━━ Records for this exercise ━━

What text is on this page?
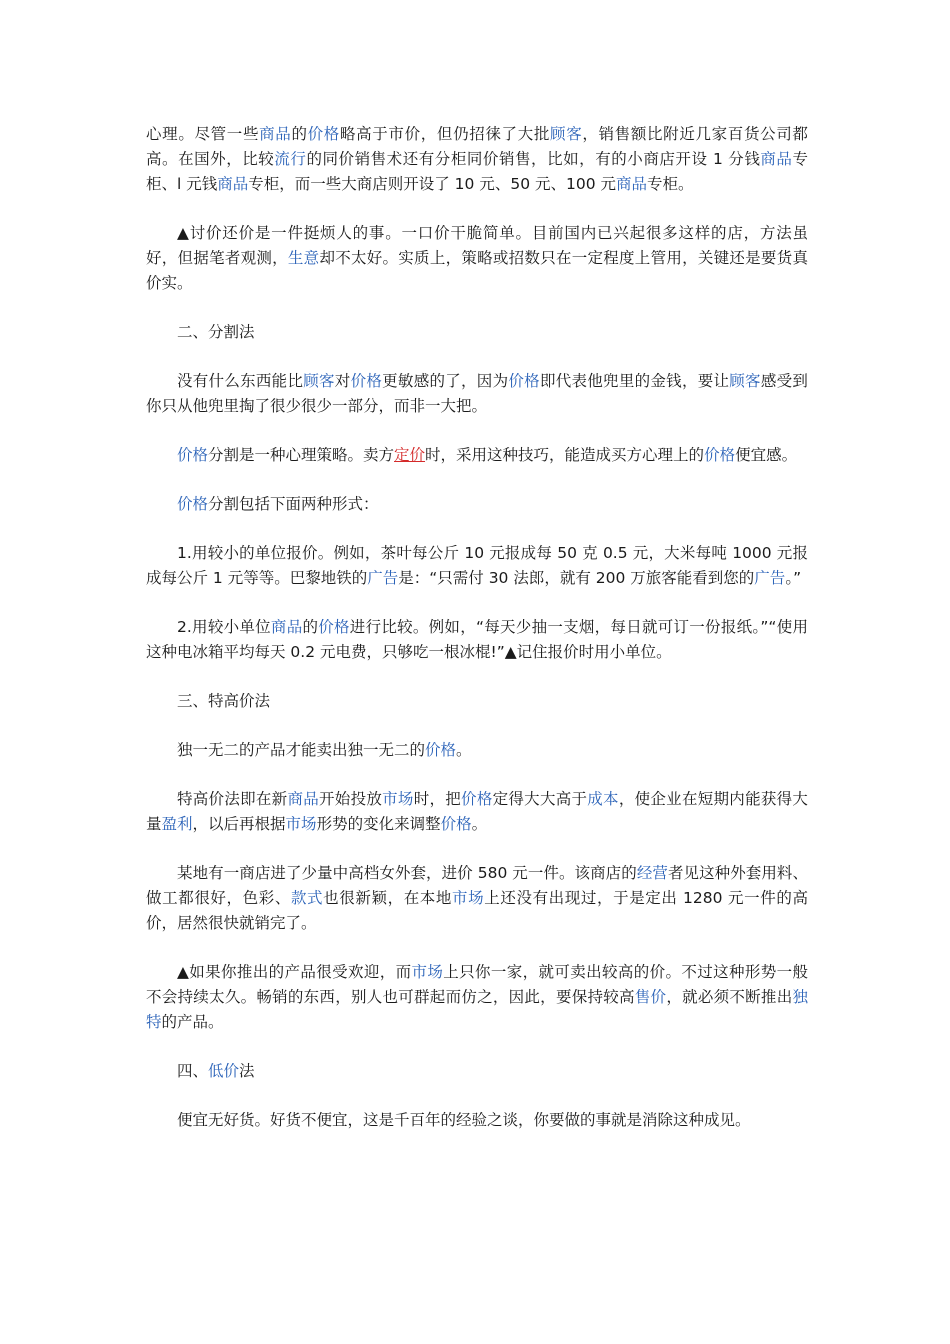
心理。尽管一些商品的价格略高于市价，但仍招徕了大批顾客，销售额比附近几家百货公司都高。在国外，比较流行的同价销售术还有分柜同价销售，比如，有的小商店开设 1 分钱商品专柜、l 元钱商品专柜，而一些大商店则开设了 10 元、50 元、100 元商品专柜。

▲讨价还价是一件挺烦人的事。一口价干脆简单。目前国内已兴起很多这样的店，方法虽好，但据笔者观测，生意却不太好。实质上，策略或招数只在一定程度上管用，关键还是要货真价实。

二、分割法

没有什么东西能比顾客对价格更敏感的了，因为价格即代表他兜里的金钱，要让顾客感受到你只从他兜里掏了很少很少一部分，而非一大把。

价格分割是一种心理策略。卖方定价时，采用这种技巧，能造成买方心理上的价格便宜感。

价格分割包括下面两种形式：

1.用较小的单位报价。例如，茶叶每公斤 10 元报成每 50 克 0.5 元，大米每吨 1000 元报成每公斤 1 元等等。巴黎地铁的广告是：“只需付 30 法郎，就有 200 万旅客能看到您的广告。”

2.用较小单位商品的价格进行比较。例如，“每天少抽一支烟，每日就可订一份报纸。”“使用这种电冰箱平均每天 0.2 元电费，只够吃一根冰棍!”▲记住报价时用小单位。

三、特高价法

独一无二的产品才能卖出独一无二的价格。

特高价法即在新商品开始投放市场时，把价格定得大大高于成本，使企业在短期内能获得大量盈利，以后再根据市场形势的变化来调整价格。

某地有一商店进了少量中高档女外套，进价 580 元一件。该商店的经营者见这种外套用料、做工都很好，色彩、款式也很新颖，在本地市场上还没有出现过，于是定出 1280 元一件的高价，居然很快就销完了。

▲如果你推出的产品很受欢迎，而市场上只你一家，就可卖出较高的价。不过这种形势一般不会持续太久。畅销的东西，别人也可群起而仿之，因此，要保持较高售价，就必须不断推出独特的产品。

四、低价法

便宜无好货。好货不便宜，这是千百年的经验之谈，你要做的事就是消除这种成见。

━━━

**Instructions to follow:**
Leave out the pictures and restate everything else word for word.

**Worked solution:**
What text is on this page?
心理。尽管一些商品的价格略高于市价，但仍招徕了大批顾客，销售额比附近几家百货公司都高。在国外，比较流行的同价销售术还有分柜同价销售，比如，有的小商店开设 1 分钱商品专柜、l 元钱商品专柜，而一些大商店则开设了 10 元、50 元、100 元商品专柜。

▲讨价还价是一件挺烦人的事。一口价干脆简单。目前国内已兴起很多这样的店，方法虽好，但据笔者观测，生意却不太好。实质上，策略或招数只在一定程度上管用，关键还是要货真价实。

二、分割法

没有什么东西能比顾客对价格更敏感的了，因为价格即代表他兜里的金钱，要让顾客感受到你只从他兜里掏了很少很少一部分，而非一大把。

价格分割是一种心理策略。卖方定价时，采用这种技巧，能造成买方心理上的价格便宜感。

价格分割包括下面两种形式：

1.用较小的单位报价。例如，茶叶每公斤 10 元报成每 50 克 0.5 元，大米每吨 1000 元报成每公斤 1 元等等。巴黎地铁的广告是：“只需付 30 法郎，就有 200 万旅客能看到您的广告。”

2.用较小单位商品的价格进行比较。例如，“每天少抽一支烟，每日就可订一份报纸。”“使用这种电冰箱平均每天 0.2 元电费，只够吃一根冰棍!”▲记住报价时用小单位。

三、特高价法

独一无二的产品才能卖出独一无二的价格。

特高价法即在新商品开始投放市场时，把价格定得大大高于成本，使企业在短期内能获得大量盈利，以后再根据市场形势的变化来调整价格。

某地有一商店进了少量中高档女外套，进价 580 元一件。该商店的经营者见这种外套用料、做工都很好，色彩、款式也很新颖，在本地市场上还没有出现过，于是定出 1280 元一件的高价，居然很快就销完了。

▲如果你推出的产品很受欢迎，而市场上只你一家，就可卖出较高的价。不过这种形势一般不会持续太久。畅销的东西，别人也可群起而仿之，因此，要保持较高售价，就必须不断推出独特的产品。

四、低价法

便宜无好货。好货不便宜，这是千百年的经验之谈，你要做的事就是消除这种成见。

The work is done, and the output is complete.